# [Passage provided]
## Begin

Consider the implemented node order algorithm in top-down mode. In that mode,
the algorithm orders the nodes based on greatest Height and in case of equal
Height on lowest Movability. Finally, in case of equal Height and
Movability, given two nodes with an edge between them, the algorithm prefers
the source-node.

In the graph, for every node, the Height and Movability are equal to 0.
As will be explained below, the algorithm can generate the order n0, n1, n2, n3, n4.
So, node n3 is scheduled after its predecessor n0 and after its successor n2.

The reason that the algorithm can put node n2 in the order before node n3,
even though they have an edge between them in which node n3 is the source,
is the following: Suppose the algorithm has constructed the partial node
order n0, n1. Then, the nodes left to be ordered are nodes n2, n3, and n4. Suppose
that the while-loop in the implemented algorithm considers the nodes in
the order n4, n3, n2. The algorithm will start with node n4, and look for
more preferable nodes. First, node n4 will be compared with node n3. As the nodes
have equal Height and Movability and have no edge between them, the algorithm
will stick with node n4. Then node n4 is compared with node n2. Again the
Height and Movability are equal. But, this time, there is an edge between
the two nodes, and the algorithm will prefer the source node n2.

## End

(Dataset excerpts)
## Begin

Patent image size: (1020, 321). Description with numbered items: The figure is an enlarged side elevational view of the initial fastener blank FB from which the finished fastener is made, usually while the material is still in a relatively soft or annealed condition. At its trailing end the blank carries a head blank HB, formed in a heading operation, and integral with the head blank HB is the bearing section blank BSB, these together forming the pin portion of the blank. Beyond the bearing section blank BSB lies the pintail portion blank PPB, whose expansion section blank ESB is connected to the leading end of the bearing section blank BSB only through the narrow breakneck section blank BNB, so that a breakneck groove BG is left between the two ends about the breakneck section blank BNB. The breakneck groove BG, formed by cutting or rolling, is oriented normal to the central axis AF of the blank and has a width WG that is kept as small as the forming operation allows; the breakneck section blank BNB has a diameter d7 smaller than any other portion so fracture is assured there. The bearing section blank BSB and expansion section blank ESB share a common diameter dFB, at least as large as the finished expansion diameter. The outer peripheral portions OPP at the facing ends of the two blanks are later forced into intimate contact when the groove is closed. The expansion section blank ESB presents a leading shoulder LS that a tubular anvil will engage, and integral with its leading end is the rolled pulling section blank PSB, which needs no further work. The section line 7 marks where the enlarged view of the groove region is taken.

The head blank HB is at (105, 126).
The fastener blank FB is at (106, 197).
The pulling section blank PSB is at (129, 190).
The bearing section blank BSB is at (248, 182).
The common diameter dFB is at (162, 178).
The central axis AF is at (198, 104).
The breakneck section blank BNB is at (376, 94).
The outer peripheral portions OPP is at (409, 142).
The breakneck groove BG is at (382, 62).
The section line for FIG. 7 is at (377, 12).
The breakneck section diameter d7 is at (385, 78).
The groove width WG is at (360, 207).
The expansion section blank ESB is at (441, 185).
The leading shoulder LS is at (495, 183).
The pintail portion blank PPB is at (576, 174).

## End

# [Task instructions]
A. Which nodes does the passage on node ordering name?
B. Can you lay out the rows from their start through the line holding "The leading shoulder LS is at (495, 183).", inclusive, as a JSON list of strings with one string per line and blank lines omitted?
The rows have no connection to the passage on node ordering.

# [Results by task]
A. n0, n1, n2, n3, n4

B.
[
  "Patent image size: (1020, 321). Description with numbered items: The figure is an enlarged side elevational view of the initial fastener blank FB from which the finished fastener is made, usually while the material is still in a relatively soft or annealed condition. At its trailing end the blank carries a head blank HB, formed in a heading operation, and integral with the head blank HB is the bearing section blank BSB, these together forming the pin portion of the blank. Beyond the bearing section blank BSB lies the pintail portion blank PPB, whose expansion section blank ESB is connected to the leading end of the bearing section blank BSB only through the narrow breakneck section blank BNB, so that a breakneck groove BG is left between the two ends about the breakneck section blank BNB. The breakneck groove BG, formed by cutting or rolling, is oriented normal to the central axis AF of the blank and has a width WG that is kept as small as the forming operation allows; the breakneck section blank BNB has a diameter d7 smaller than any other portion so fracture is assured there. The bearing section blank BSB and expansion section blank ESB share a common diameter dFB, at least as large as the finished expansion diameter. The outer peripheral portions OPP at the facing ends of the two blanks are later forced into intimate contact when the groove is closed. The expansion section blank ESB presents a leading shoulder LS that a tubular anvil will engage, and integral with its leading end is the rolled pulling section blank PSB, which needs no further work. The section line 7 marks where the enlarged view of the groove region is taken.",
  "The head blank HB is at (105, 126).",
  "The fastener blank FB is at (106, 197).",
  "The pulling section blank PSB is at (129, 190).",
  "The bearing section blank BSB is at (248, 182).",
  "The common diameter dFB is at (162, 178).",
  "The central axis AF is at (198, 104).",
  "The breakneck section blank BNB is at (376, 94).",
  "The outer peripheral portions OPP is at (409, 142).",
  "The breakneck groove BG is at (382, 62).",
  "The section line for FIG. 7 is at (377, 12).",
  "The breakneck section diameter d7 is at (385, 78).",
  "The groove width WG is at (360, 207).",
  "The expansion section blank ESB is at (441, 185).",
  "The leading shoulder LS is at (495, 183)."
]